→ EXERCISE GOAL
Search the data below for "United"; list each line that holds it.

→ DATA FOR THE TASK
• • •

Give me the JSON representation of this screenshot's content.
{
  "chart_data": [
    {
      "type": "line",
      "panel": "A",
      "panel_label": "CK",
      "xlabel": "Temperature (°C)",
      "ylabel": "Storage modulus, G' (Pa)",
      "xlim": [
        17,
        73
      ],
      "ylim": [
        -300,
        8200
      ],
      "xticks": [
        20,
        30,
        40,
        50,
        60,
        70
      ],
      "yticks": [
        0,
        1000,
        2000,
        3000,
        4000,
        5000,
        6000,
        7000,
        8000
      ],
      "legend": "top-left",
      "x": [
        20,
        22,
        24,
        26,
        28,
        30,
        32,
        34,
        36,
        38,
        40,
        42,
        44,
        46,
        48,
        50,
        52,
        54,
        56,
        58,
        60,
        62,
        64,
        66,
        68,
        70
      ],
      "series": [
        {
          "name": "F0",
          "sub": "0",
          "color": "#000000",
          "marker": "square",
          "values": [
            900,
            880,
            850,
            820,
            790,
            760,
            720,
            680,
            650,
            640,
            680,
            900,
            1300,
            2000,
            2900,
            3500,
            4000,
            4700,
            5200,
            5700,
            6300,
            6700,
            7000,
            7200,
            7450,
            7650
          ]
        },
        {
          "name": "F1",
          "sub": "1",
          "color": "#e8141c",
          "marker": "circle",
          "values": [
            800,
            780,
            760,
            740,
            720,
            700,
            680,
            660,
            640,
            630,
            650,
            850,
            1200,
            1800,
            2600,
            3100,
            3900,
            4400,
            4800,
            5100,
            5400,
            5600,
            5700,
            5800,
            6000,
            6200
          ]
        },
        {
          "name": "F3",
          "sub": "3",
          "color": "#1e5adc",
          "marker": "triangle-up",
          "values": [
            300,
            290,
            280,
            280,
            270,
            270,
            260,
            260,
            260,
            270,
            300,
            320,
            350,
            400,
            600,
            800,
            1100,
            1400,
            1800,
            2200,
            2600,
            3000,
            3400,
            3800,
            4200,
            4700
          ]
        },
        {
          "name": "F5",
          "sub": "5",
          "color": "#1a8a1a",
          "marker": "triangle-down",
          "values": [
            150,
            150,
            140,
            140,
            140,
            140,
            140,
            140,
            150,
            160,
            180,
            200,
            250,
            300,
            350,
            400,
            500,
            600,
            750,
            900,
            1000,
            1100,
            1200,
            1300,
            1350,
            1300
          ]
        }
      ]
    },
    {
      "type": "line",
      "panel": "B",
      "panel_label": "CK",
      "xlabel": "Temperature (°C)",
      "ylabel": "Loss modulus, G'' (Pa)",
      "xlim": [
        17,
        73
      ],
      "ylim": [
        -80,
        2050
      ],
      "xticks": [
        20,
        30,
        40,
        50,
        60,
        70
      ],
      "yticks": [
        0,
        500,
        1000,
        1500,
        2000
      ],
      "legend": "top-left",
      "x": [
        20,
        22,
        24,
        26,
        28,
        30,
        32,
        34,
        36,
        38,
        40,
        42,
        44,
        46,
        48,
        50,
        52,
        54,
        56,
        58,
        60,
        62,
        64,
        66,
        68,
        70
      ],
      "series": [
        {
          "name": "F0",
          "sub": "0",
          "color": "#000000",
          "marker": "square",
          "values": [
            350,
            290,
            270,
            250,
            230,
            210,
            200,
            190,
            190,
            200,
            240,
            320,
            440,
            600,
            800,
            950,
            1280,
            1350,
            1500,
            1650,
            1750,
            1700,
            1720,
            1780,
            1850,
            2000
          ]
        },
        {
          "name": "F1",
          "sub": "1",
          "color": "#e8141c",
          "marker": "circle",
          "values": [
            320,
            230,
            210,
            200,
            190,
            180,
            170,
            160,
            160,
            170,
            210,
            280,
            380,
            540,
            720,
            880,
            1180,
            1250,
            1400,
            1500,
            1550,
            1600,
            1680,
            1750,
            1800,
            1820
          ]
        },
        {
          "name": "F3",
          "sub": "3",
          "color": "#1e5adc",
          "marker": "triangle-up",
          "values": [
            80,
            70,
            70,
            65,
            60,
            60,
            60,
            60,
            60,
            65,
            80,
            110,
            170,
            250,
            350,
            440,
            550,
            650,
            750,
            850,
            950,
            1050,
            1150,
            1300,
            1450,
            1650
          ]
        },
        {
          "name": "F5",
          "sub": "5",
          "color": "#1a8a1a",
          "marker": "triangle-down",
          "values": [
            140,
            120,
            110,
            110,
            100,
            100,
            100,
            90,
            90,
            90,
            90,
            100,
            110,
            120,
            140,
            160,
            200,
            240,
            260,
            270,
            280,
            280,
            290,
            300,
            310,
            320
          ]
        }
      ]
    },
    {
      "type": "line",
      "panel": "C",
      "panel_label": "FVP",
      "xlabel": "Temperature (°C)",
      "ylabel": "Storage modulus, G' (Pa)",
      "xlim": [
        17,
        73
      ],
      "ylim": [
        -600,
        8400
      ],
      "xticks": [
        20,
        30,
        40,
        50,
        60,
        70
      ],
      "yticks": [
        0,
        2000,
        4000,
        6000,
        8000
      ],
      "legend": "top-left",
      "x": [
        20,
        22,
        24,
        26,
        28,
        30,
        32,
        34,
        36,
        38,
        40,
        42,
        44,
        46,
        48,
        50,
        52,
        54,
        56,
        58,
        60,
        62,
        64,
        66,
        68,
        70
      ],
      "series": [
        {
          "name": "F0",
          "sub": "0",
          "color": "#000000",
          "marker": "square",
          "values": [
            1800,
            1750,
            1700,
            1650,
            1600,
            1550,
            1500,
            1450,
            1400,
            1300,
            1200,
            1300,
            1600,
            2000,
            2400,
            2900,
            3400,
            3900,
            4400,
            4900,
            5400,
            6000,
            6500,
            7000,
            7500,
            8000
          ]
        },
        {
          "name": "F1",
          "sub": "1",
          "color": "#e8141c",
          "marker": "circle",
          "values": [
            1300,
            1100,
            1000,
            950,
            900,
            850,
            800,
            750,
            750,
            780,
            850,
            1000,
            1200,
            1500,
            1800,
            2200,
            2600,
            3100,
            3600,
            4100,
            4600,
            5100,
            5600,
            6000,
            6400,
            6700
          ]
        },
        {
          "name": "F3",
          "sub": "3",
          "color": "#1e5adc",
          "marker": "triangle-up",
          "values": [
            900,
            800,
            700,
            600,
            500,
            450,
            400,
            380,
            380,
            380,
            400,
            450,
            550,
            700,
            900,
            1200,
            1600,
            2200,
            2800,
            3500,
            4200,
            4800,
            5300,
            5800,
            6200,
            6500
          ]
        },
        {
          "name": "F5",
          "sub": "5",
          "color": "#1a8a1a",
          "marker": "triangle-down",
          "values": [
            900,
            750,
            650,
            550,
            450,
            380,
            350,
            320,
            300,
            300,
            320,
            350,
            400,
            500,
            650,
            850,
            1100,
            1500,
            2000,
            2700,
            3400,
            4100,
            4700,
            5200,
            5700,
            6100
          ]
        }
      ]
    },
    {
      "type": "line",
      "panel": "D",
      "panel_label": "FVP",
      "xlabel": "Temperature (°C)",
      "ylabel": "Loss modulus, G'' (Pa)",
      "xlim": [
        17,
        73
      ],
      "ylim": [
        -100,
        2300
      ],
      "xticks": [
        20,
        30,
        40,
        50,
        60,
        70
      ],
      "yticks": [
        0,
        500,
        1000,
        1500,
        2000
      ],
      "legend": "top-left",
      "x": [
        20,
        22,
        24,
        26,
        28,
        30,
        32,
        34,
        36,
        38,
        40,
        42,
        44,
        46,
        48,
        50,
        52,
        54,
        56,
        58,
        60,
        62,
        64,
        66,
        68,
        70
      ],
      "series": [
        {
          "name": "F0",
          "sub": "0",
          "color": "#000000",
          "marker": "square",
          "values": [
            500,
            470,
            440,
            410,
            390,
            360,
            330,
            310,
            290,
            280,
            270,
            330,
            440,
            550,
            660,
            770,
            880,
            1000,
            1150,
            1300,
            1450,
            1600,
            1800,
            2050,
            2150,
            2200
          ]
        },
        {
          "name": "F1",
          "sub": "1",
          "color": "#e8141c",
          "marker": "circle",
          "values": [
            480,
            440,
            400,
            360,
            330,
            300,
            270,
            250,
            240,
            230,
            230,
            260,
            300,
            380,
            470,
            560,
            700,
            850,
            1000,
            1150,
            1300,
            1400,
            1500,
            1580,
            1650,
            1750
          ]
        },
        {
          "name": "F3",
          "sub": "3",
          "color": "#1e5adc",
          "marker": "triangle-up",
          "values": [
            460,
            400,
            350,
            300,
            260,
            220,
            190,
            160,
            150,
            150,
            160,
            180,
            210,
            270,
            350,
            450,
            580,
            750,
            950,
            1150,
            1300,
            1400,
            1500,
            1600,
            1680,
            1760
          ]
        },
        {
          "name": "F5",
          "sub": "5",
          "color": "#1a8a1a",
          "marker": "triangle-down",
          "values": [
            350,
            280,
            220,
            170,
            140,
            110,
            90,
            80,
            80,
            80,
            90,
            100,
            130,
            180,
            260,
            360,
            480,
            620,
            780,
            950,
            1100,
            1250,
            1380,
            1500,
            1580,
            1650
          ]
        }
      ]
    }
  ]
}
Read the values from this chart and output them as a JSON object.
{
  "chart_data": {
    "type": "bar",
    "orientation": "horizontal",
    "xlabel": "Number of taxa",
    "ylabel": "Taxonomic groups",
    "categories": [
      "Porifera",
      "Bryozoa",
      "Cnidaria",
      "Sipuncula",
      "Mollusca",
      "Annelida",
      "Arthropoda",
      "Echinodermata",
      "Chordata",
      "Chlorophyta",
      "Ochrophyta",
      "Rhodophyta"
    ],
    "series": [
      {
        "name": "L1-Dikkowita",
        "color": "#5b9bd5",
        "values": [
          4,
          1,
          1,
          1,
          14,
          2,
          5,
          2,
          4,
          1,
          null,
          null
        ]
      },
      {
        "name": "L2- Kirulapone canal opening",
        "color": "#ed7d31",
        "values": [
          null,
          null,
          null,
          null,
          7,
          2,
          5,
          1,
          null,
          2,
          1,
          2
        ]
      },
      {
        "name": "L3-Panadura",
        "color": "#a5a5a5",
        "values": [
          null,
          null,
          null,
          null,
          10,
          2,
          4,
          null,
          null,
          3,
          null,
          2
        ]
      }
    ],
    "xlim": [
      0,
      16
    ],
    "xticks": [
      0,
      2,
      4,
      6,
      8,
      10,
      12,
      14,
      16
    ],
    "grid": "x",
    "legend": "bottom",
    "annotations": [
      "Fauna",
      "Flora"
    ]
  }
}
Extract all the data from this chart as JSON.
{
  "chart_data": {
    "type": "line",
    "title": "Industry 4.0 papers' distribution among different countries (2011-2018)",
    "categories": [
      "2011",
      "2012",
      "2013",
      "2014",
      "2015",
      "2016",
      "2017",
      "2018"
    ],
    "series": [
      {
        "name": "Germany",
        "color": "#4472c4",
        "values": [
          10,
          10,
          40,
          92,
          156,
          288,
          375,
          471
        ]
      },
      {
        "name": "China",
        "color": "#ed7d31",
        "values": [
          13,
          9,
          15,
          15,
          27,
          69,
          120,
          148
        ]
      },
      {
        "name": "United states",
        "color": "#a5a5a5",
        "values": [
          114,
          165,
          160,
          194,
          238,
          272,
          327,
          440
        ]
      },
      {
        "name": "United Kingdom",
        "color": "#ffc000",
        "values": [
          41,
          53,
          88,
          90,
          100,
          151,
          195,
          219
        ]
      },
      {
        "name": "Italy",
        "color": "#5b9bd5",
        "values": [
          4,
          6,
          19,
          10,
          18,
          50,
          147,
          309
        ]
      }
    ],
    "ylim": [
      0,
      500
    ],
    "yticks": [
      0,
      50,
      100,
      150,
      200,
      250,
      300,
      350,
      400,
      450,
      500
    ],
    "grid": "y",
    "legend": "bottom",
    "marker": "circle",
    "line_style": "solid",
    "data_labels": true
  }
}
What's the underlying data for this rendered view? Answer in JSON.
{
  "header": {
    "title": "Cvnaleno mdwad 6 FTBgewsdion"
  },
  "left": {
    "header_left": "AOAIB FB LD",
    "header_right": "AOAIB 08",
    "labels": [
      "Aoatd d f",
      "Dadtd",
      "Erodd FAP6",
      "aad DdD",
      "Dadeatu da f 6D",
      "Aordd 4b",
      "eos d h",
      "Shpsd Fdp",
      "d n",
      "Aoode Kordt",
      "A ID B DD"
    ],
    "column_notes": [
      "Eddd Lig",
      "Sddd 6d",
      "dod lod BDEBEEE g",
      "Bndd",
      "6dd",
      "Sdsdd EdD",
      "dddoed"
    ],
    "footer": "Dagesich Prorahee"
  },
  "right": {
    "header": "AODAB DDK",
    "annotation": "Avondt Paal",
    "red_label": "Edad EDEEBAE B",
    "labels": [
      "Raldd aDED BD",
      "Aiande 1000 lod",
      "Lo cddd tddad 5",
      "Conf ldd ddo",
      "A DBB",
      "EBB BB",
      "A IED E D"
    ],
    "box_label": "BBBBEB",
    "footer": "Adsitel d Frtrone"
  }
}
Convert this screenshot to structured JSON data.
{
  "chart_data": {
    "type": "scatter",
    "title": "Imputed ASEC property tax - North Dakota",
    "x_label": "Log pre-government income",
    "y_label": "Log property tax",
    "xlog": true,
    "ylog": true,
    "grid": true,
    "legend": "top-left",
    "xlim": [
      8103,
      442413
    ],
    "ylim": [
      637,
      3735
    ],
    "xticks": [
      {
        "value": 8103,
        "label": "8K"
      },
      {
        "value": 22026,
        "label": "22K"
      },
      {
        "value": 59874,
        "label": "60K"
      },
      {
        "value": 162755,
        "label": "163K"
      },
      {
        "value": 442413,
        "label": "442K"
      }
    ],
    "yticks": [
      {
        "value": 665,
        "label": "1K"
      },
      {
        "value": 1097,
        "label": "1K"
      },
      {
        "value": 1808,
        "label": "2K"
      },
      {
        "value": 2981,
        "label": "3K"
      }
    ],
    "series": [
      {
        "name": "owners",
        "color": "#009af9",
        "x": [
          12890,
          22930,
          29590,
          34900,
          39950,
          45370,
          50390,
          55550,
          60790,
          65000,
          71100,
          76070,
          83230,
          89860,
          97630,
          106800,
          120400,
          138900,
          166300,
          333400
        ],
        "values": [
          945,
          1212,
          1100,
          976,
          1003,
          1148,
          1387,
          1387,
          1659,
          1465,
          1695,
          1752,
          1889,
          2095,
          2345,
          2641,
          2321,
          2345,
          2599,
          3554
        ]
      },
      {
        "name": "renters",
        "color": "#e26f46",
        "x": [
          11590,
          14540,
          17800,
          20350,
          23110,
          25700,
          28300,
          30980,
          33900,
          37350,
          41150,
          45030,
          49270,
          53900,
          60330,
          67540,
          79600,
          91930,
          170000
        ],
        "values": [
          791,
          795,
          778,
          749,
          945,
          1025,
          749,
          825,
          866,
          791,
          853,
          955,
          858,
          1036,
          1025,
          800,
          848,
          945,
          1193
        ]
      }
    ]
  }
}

• • •

→ RESPONSE BELOW
        "name": "United states",
        "name": "United Kingdom",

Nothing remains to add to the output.